**Task directions**
In the Haunted Mansion review below, translate this sentence into Spanish: "At first, the melancholy charisma of LaKeith Stanfield might not seem like an ideal fit for such material."

**Page excerpt**
* * * * * * * * *

Disney’s new Haunted Mansion is a hot mess, but it’s a sporadically entertaining one. Family-friendly horror-comedies have always been a tough subgenre: You need the scares to prove your horror bona fides, but go too far and the children will run screaming from the theater; rely too much on comedy and you’ll undermine the thrills. This one also comes with franchise expectations and a big price tag, as it’s based on a theme-park attraction. (It’s the second such attempt, actually. A tepid Eddie Murphy vehicle was made back in 2003.) That’s a lot to ask of any film. It’s amazing that anything in Haunted Mansion works, even if most of it doesn’t.
At first, the melancholy charisma of LaKeith Stanfield might not seem like an ideal fit for such material. But Haunted Mansion turns out at least partly to be about grief, and Stanfield lends a woebegone charm to Ben Matthias, a brilliant astrophysicist working with dark matter whose life falls apart after the death of his fiancée. Now, he half-heartedly leads ghost tour guides around New Orleans, which used to be her job. (As she notes in their opening scene together, they’re both trying to see the unseen.)

* * * * * * * * *

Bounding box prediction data
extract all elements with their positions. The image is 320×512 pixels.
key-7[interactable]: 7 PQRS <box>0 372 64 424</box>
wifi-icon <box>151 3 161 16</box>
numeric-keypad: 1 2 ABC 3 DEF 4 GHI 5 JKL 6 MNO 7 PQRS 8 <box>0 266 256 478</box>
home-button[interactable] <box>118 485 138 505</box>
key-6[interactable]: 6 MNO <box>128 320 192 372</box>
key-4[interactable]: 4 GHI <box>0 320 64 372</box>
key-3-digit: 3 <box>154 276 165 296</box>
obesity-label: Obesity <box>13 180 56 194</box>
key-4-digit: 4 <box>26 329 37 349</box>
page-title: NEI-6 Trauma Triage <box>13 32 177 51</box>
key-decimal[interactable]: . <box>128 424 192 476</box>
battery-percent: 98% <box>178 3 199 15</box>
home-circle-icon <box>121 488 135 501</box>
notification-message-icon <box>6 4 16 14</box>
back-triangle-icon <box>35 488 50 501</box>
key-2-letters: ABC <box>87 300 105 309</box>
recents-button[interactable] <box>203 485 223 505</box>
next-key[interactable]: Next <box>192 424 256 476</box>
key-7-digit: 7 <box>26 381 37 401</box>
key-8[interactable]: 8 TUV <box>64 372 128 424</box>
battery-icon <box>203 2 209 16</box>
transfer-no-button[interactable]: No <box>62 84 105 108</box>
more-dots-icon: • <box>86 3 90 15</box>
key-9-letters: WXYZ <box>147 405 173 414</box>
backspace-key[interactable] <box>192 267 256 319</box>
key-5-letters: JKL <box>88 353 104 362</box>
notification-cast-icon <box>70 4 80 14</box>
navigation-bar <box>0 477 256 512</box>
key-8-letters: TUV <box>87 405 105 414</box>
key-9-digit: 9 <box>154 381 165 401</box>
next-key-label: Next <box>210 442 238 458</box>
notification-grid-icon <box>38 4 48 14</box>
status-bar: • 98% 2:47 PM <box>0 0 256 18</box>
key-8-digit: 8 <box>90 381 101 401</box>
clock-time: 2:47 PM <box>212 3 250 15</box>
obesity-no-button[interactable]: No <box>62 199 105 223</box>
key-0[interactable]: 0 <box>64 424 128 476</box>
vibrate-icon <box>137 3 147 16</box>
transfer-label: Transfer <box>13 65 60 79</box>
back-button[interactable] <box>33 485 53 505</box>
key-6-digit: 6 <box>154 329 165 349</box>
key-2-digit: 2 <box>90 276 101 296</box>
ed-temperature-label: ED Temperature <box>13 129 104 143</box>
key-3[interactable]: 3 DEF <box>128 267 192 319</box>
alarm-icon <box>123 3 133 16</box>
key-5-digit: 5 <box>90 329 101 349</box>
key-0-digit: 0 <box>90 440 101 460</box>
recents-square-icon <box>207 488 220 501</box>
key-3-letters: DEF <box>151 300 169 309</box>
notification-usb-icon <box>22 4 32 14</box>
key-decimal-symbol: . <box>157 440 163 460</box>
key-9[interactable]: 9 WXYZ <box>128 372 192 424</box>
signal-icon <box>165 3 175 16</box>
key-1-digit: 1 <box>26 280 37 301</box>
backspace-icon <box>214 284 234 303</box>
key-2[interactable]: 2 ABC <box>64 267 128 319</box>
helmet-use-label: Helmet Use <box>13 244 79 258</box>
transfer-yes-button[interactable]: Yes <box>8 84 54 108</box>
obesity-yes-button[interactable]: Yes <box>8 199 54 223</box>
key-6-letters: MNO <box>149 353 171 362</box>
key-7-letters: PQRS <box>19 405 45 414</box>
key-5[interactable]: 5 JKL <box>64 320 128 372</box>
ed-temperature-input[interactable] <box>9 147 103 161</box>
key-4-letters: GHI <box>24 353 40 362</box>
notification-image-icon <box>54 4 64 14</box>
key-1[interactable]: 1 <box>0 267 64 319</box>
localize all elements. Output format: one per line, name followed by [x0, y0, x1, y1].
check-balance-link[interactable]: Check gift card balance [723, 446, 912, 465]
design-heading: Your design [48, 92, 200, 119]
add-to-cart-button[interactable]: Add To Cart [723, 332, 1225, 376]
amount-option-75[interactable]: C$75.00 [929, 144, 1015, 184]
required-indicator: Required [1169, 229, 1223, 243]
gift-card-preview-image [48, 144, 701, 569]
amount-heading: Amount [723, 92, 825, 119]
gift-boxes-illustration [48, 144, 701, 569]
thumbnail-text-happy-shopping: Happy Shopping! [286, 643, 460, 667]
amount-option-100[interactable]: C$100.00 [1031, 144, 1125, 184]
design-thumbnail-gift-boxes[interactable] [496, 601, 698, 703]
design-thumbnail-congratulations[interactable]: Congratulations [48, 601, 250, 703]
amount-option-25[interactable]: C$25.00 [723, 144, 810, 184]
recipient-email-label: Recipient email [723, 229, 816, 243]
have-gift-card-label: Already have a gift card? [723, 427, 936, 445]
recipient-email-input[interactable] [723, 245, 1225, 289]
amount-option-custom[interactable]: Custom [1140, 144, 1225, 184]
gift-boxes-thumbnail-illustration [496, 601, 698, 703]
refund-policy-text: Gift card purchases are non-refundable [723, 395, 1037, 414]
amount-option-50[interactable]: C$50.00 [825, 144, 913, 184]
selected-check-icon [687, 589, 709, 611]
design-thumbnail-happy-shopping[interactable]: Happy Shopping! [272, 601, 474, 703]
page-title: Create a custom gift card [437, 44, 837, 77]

* * * * * * * * *

**The completed task**
Al principio, el carisma melancólico de LaKeith Stanfield podría no parecer idóneo para un material así.